Work required:
Set down each line of the material that follows, exactly, with no pictures.

Data rows:
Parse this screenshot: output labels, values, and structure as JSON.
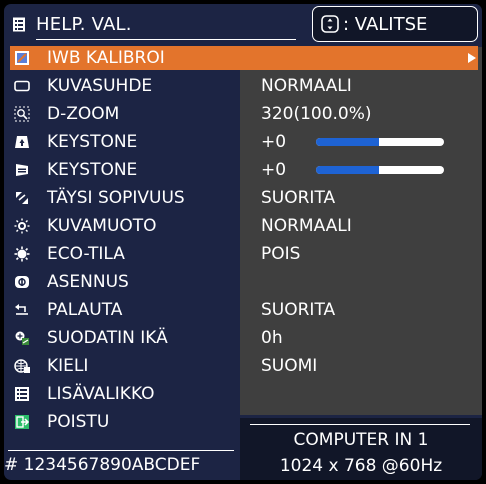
{
  "header": {
    "title": "HELP. VAL.",
    "select_label": ": VALITSE"
  },
  "menu": [
    {
      "label": "IWB KALIBROI",
      "value": "",
      "icon": "calibrate-icon",
      "selected": true,
      "has_arrow": true
    },
    {
      "label": "KUVASUHDE",
      "value": "NORMAALI",
      "icon": "aspect-icon"
    },
    {
      "label": "D-ZOOM",
      "value": "320(100.0%)",
      "icon": "zoom-icon"
    },
    {
      "label": "KEYSTONE",
      "value": "+0",
      "icon": "keystone-v-icon",
      "slider": 0.5
    },
    {
      "label": "KEYSTONE",
      "value": "+0",
      "icon": "keystone-h-icon",
      "slider": 0.5
    },
    {
      "label": "TÄYSI SOPIVUUS",
      "value": "SUORITA",
      "icon": "perfect-fit-icon"
    },
    {
      "label": "KUVAMUOTO",
      "value": "NORMAALI",
      "icon": "picture-mode-icon"
    },
    {
      "label": "ECO-TILA",
      "value": "POIS",
      "icon": "eco-icon"
    },
    {
      "label": "ASENNUS",
      "value": "",
      "icon": "installation-icon"
    },
    {
      "label": "PALAUTA",
      "value": "SUORITA",
      "icon": "reset-icon"
    },
    {
      "label": "SUODATIN IKÄ",
      "value": "0h",
      "icon": "filter-icon"
    },
    {
      "label": "KIELI",
      "value": "SUOMI",
      "icon": "language-icon"
    },
    {
      "label": "LISÄVALIKKO",
      "value": "",
      "icon": "advanced-menu-icon"
    },
    {
      "label": "POISTU",
      "value": "",
      "icon": "exit-icon"
    }
  ],
  "footer": {
    "serial": "# 1234567890ABCDEF",
    "input_source": "COMPUTER IN 1",
    "signal": "1024 x 768 @60Hz"
  },
  "colors": {
    "panel_bg": "#1c2444",
    "selected_bg": "#e3742c",
    "value_bg": "#3f3f3f",
    "slider_fill": "#1e63d4"
  }
}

Output for this task:
Parse this screenshot: output labels, values, and structure as JSON.
{
  "header": {
    "title": "HELP. VAL.",
    "select_label": ": VALITSE"
  },
  "menu": [
    {
      "label": "IWB KALIBROI",
      "value": "",
      "icon": "calibrate-icon",
      "selected": true,
      "has_arrow": true
    },
    {
      "label": "KUVASUHDE",
      "value": "NORMAALI",
      "icon": "aspect-icon"
    },
    {
      "label": "D-ZOOM",
      "value": "320(100.0%)",
      "icon": "zoom-icon"
    },
    {
      "label": "KEYSTONE",
      "value": "+0",
      "icon": "keystone-v-icon",
      "slider": 0.5
    },
    {
      "label": "KEYSTONE",
      "value": "+0",
      "icon": "keystone-h-icon",
      "slider": 0.5
    },
    {
      "label": "TÄYSI SOPIVUUS",
      "value": "SUORITA",
      "icon": "perfect-fit-icon"
    },
    {
      "label": "KUVAMUOTO",
      "value": "NORMAALI",
      "icon": "picture-mode-icon"
    },
    {
      "label": "ECO-TILA",
      "value": "POIS",
      "icon": "eco-icon"
    },
    {
      "label": "ASENNUS",
      "value": "",
      "icon": "installation-icon"
    },
    {
      "label": "PALAUTA",
      "value": "SUORITA",
      "icon": "reset-icon"
    },
    {
      "label": "SUODATIN IKÄ",
      "value": "0h",
      "icon": "filter-icon"
    },
    {
      "label": "KIELI",
      "value": "SUOMI",
      "icon": "language-icon"
    },
    {
      "label": "LISÄVALIKKO",
      "value": "",
      "icon": "advanced-menu-icon"
    },
    {
      "label": "POISTU",
      "value": "",
      "icon": "exit-icon"
    }
  ],
  "footer": {
    "serial": "# 1234567890ABCDEF",
    "input_source": "COMPUTER IN 1",
    "signal": "1024 x 768 @60Hz"
  },
  "colors": {
    "panel_bg": "#1c2444",
    "selected_bg": "#e3742c",
    "value_bg": "#3f3f3f",
    "slider_fill": "#1e63d4"
  }
}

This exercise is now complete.